> _Raw records_

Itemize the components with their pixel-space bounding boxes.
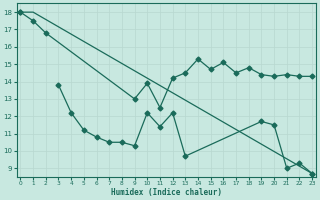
X-axis label: Humidex (Indice chaleur): Humidex (Indice chaleur) <box>111 188 222 197</box>
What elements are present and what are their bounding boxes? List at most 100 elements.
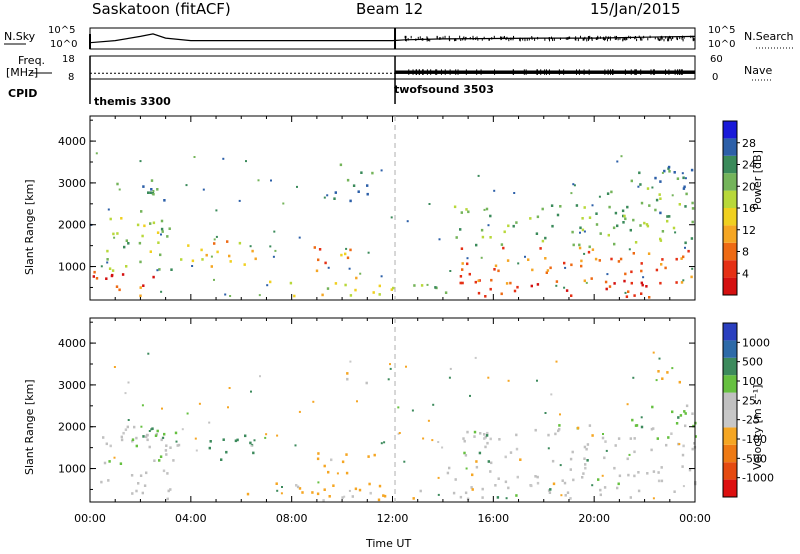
power-cell xyxy=(583,279,586,283)
power-cell xyxy=(515,221,518,224)
velocity-cell xyxy=(670,432,673,435)
power-cell xyxy=(630,179,633,183)
power-colorbar-tick-label: 28 xyxy=(742,137,756,150)
velocity-cell xyxy=(383,494,387,498)
power-cell xyxy=(149,250,152,253)
velocity-cell xyxy=(486,431,489,435)
power-cell xyxy=(640,281,643,285)
power-cell xyxy=(243,263,246,266)
power-cell xyxy=(136,223,140,227)
power-cell xyxy=(640,269,643,273)
velocity-cell xyxy=(656,437,659,440)
power-noise-cell xyxy=(591,204,594,207)
power-cell xyxy=(139,294,142,298)
power-cell xyxy=(659,281,662,285)
velocity-cell xyxy=(146,438,149,442)
power-noise-cell xyxy=(282,202,285,205)
velocity-noise-cell xyxy=(276,489,279,492)
power-noise-cell xyxy=(272,255,275,258)
velocity-cell xyxy=(105,442,108,446)
power-cell xyxy=(682,176,685,180)
velocity-cell xyxy=(155,433,158,436)
velocity-noise-cell xyxy=(127,381,130,384)
velocity-cell xyxy=(651,405,654,409)
velocity-noise-cell xyxy=(150,428,153,431)
power-cell xyxy=(551,224,554,228)
power-cell xyxy=(658,193,661,196)
power-cell xyxy=(678,203,681,206)
velocity-cell xyxy=(650,427,654,431)
power-cell xyxy=(559,205,562,208)
velocity-cell xyxy=(142,435,145,438)
velocity-cell xyxy=(317,452,320,455)
power-cell xyxy=(587,250,591,254)
power-cell xyxy=(127,242,130,245)
velocity-noise-cell xyxy=(175,440,178,443)
power-cell xyxy=(459,228,462,231)
velocity-cell xyxy=(496,496,500,499)
velocity-cell xyxy=(124,428,128,431)
velocity-cell xyxy=(174,431,178,435)
power-cell xyxy=(633,294,636,297)
velocity-noise-cell xyxy=(147,352,150,355)
power-cell xyxy=(226,240,229,243)
velocity-noise-cell xyxy=(550,393,553,396)
power-cell xyxy=(191,259,195,263)
power-cell xyxy=(556,213,560,217)
power-cell xyxy=(544,236,547,240)
velocity-ytick-label: 4000 xyxy=(58,337,86,350)
power-cell xyxy=(578,243,581,247)
velocity-noise-cell xyxy=(605,449,608,452)
power-noise-cell xyxy=(624,291,627,294)
power-noise-cell xyxy=(269,245,272,248)
power-cell xyxy=(138,241,142,245)
power-cell xyxy=(659,211,662,215)
velocity-cell xyxy=(172,459,175,462)
power-cell xyxy=(161,230,164,233)
power-cell xyxy=(605,287,608,291)
power-cell xyxy=(570,263,573,267)
velocity-noise-cell xyxy=(487,376,490,379)
power-noise-cell xyxy=(583,252,586,255)
freq-tick-bottom: 8 xyxy=(68,72,75,83)
power-cell xyxy=(170,268,173,271)
power-cell xyxy=(455,236,458,239)
velocity-cell xyxy=(569,497,572,500)
velocity-cell xyxy=(515,433,518,437)
velocity-cell xyxy=(667,436,670,439)
power-noise-cell xyxy=(213,278,215,281)
power-cell xyxy=(313,246,316,249)
power-cell xyxy=(690,237,694,240)
power-cell xyxy=(608,285,612,288)
xtick-label: 00:00 xyxy=(679,512,711,525)
power-cell xyxy=(648,296,651,299)
velocity-noise-cell xyxy=(161,407,163,410)
velocity-cell xyxy=(484,445,487,449)
power-cell xyxy=(152,221,156,225)
power-noise-cell xyxy=(449,270,452,272)
velocity-cell xyxy=(551,459,555,463)
velocity-noise-cell xyxy=(559,413,561,416)
power-cell xyxy=(682,255,685,259)
power-cell xyxy=(619,257,623,261)
power-noise-cell xyxy=(438,238,441,241)
power-cell xyxy=(180,258,183,261)
velocity-cell xyxy=(557,429,560,433)
velocity-noise-cell xyxy=(264,436,267,439)
power-cell xyxy=(497,269,500,273)
power-noise-cell xyxy=(628,248,631,251)
velocity-cell xyxy=(102,436,105,439)
power-noise-cell xyxy=(118,188,121,191)
velocity-cell xyxy=(244,434,247,438)
power-noise-cell xyxy=(477,174,480,177)
power-cell xyxy=(366,192,369,196)
velocity-cell xyxy=(367,455,370,458)
power-cell xyxy=(529,217,532,220)
velocity-noise-cell xyxy=(601,474,604,477)
power-cell xyxy=(598,259,601,262)
power-cell xyxy=(140,210,143,213)
power-cell xyxy=(563,261,566,265)
power-cell xyxy=(639,224,642,227)
velocity-ytick-label: 1000 xyxy=(58,463,86,476)
power-cell xyxy=(109,217,112,221)
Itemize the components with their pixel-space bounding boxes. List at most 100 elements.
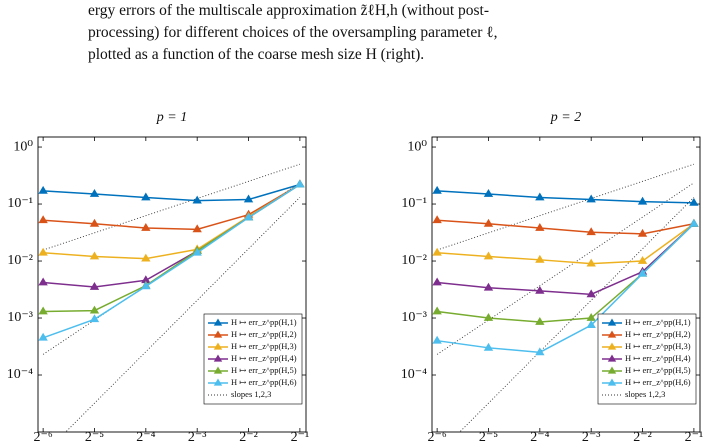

> _What you need to do_
Pick out every line above that contains the word "elements", and copy each one in full.

> _Result of this exercise_
What elements are present and what are their bounding boxes? List at most 100 elements.
Itemize the components with their pixel-space bounding boxes. List at most 100 elements.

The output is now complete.